(Records drawn from a dataset)
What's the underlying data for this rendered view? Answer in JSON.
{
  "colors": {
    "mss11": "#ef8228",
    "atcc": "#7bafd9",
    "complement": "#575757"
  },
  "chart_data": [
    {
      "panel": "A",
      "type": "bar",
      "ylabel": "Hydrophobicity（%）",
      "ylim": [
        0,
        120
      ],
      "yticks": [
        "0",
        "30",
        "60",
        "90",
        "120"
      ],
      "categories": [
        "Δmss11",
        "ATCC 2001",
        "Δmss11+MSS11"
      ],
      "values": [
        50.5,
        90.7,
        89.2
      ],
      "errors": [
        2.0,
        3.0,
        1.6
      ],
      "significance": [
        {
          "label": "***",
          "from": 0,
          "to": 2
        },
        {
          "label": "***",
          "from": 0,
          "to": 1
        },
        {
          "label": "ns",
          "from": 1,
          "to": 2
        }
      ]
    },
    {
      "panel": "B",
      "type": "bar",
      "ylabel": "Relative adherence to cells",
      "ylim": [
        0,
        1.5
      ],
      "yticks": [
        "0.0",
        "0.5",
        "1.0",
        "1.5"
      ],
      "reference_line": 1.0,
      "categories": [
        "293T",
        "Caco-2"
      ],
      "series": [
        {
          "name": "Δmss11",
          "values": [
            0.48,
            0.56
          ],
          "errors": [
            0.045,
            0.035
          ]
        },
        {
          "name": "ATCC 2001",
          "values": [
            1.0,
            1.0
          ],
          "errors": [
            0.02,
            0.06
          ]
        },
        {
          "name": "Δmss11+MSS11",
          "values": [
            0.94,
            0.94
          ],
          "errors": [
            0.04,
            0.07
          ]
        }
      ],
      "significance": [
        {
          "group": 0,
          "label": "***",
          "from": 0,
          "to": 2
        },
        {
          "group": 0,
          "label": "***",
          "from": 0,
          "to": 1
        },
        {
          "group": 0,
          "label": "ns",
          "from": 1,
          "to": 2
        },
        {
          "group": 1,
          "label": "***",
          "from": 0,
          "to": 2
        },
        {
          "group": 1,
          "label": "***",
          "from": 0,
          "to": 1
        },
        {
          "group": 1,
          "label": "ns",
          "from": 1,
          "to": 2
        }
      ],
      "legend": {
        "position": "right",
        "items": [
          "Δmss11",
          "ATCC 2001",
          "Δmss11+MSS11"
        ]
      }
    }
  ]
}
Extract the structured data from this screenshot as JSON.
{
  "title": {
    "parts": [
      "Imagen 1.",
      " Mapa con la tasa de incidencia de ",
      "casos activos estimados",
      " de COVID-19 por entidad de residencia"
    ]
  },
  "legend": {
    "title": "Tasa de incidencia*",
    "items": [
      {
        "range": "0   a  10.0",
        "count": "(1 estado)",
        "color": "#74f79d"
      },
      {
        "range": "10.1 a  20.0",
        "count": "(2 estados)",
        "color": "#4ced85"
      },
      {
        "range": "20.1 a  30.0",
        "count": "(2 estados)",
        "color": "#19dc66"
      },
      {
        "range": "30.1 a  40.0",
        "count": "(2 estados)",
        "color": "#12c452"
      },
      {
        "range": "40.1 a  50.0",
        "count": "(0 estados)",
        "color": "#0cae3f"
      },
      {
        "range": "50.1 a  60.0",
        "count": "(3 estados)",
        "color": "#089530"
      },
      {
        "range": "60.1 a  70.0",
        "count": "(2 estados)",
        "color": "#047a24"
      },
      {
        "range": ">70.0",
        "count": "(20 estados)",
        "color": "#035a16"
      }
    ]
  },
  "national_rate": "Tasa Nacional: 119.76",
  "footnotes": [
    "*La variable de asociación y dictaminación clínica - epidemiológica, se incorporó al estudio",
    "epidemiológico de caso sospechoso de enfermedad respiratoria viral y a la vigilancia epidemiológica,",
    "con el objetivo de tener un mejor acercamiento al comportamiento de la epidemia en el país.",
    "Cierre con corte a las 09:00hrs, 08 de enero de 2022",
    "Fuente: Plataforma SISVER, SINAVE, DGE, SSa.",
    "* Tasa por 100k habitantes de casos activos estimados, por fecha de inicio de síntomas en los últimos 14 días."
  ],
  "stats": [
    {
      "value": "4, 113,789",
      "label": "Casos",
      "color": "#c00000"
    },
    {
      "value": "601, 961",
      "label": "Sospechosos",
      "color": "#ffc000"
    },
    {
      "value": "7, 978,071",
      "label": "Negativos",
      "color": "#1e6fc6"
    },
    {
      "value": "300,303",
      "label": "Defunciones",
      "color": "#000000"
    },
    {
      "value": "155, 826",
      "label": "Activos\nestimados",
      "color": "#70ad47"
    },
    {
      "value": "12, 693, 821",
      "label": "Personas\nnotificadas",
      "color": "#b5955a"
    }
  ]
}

▶ _Task objective_
Please print the records above exactly, leaving nothing out.

▶ _Exercise result_
What's the underlying data for this rendered view? Answer in JSON.
{
  "colors": {
    "mss11": "#ef8228",
    "atcc": "#7bafd9",
    "complement": "#575757"
  },
  "chart_data": [
    {
      "panel": "A",
      "type": "bar",
      "ylabel": "Hydrophobicity（%）",
      "ylim": [
        0,
        120
      ],
      "yticks": [
        "0",
        "30",
        "60",
        "90",
        "120"
      ],
      "categories": [
        "Δmss11",
        "ATCC 2001",
        "Δmss11+MSS11"
      ],
      "values": [
        50.5,
        90.7,
        89.2
      ],
      "errors": [
        2.0,
        3.0,
        1.6
      ],
      "significance": [
        {
          "label": "***",
          "from": 0,
          "to": 2
        },
        {
          "label": "***",
          "from": 0,
          "to": 1
        },
        {
          "label": "ns",
          "from": 1,
          "to": 2
        }
      ]
    },
    {
      "panel": "B",
      "type": "bar",
      "ylabel": "Relative adherence to cells",
      "ylim": [
        0,
        1.5
      ],
      "yticks": [
        "0.0",
        "0.5",
        "1.0",
        "1.5"
      ],
      "reference_line": 1.0,
      "categories": [
        "293T",
        "Caco-2"
      ],
      "series": [
        {
          "name": "Δmss11",
          "values": [
            0.48,
            0.56
          ],
          "errors": [
            0.045,
            0.035
          ]
        },
        {
          "name": "ATCC 2001",
          "values": [
            1.0,
            1.0
          ],
          "errors": [
            0.02,
            0.06
          ]
        },
        {
          "name": "Δmss11+MSS11",
          "values": [
            0.94,
            0.94
          ],
          "errors": [
            0.04,
            0.07
          ]
        }
      ],
      "significance": [
        {
          "group": 0,
          "label": "***",
          "from": 0,
          "to": 2
        },
        {
          "group": 0,
          "label": "***",
          "from": 0,
          "to": 1
        },
        {
          "group": 0,
          "label": "ns",
          "from": 1,
          "to": 2
        },
        {
          "group": 1,
          "label": "***",
          "from": 0,
          "to": 2
        },
        {
          "group": 1,
          "label": "***",
          "from": 0,
          "to": 1
        },
        {
          "group": 1,
          "label": "ns",
          "from": 1,
          "to": 2
        }
      ],
      "legend": {
        "position": "right",
        "items": [
          "Δmss11",
          "ATCC 2001",
          "Δmss11+MSS11"
        ]
      }
    }
  ]
}
Extract the structured data from this screenshot as JSON.
{
  "title": {
    "parts": [
      "Imagen 1.",
      " Mapa con la tasa de incidencia de ",
      "casos activos estimados",
      " de COVID-19 por entidad de residencia"
    ]
  },
  "legend": {
    "title": "Tasa de incidencia*",
    "items": [
      {
        "range": "0   a  10.0",
        "count": "(1 estado)",
        "color": "#74f79d"
      },
      {
        "range": "10.1 a  20.0",
        "count": "(2 estados)",
        "color": "#4ced85"
      },
      {
        "range": "20.1 a  30.0",
        "count": "(2 estados)",
        "color": "#19dc66"
      },
      {
        "range": "30.1 a  40.0",
        "count": "(2 estados)",
        "color": "#12c452"
      },
      {
        "range": "40.1 a  50.0",
        "count": "(0 estados)",
        "color": "#0cae3f"
      },
      {
        "range": "50.1 a  60.0",
        "count": "(3 estados)",
        "color": "#089530"
      },
      {
        "range": "60.1 a  70.0",
        "count": "(2 estados)",
        "color": "#047a24"
      },
      {
        "range": ">70.0",
        "count": "(20 estados)",
        "color": "#035a16"
      }
    ]
  },
  "national_rate": "Tasa Nacional: 119.76",
  "footnotes": [
    "*La variable de asociación y dictaminación clínica - epidemiológica, se incorporó al estudio",
    "epidemiológico de caso sospechoso de enfermedad respiratoria viral y a la vigilancia epidemiológica,",
    "con el objetivo de tener un mejor acercamiento al comportamiento de la epidemia en el país.",
    "Cierre con corte a las 09:00hrs, 08 de enero de 2022",
    "Fuente: Plataforma SISVER, SINAVE, DGE, SSa.",
    "* Tasa por 100k habitantes de casos activos estimados, por fecha de inicio de síntomas en los últimos 14 días."
  ],
  "stats": [
    {
      "value": "4, 113,789",
      "label": "Casos",
      "color": "#c00000"
    },
    {
      "value": "601, 961",
      "label": "Sospechosos",
      "color": "#ffc000"
    },
    {
      "value": "7, 978,071",
      "label": "Negativos",
      "color": "#1e6fc6"
    },
    {
      "value": "300,303",
      "label": "Defunciones",
      "color": "#000000"
    },
    {
      "value": "155, 826",
      "label": "Activos\nestimados",
      "color": "#70ad47"
    },
    {
      "value": "12, 693, 821",
      "label": "Personas\nnotificadas",
      "color": "#b5955a"
    }
  ]
}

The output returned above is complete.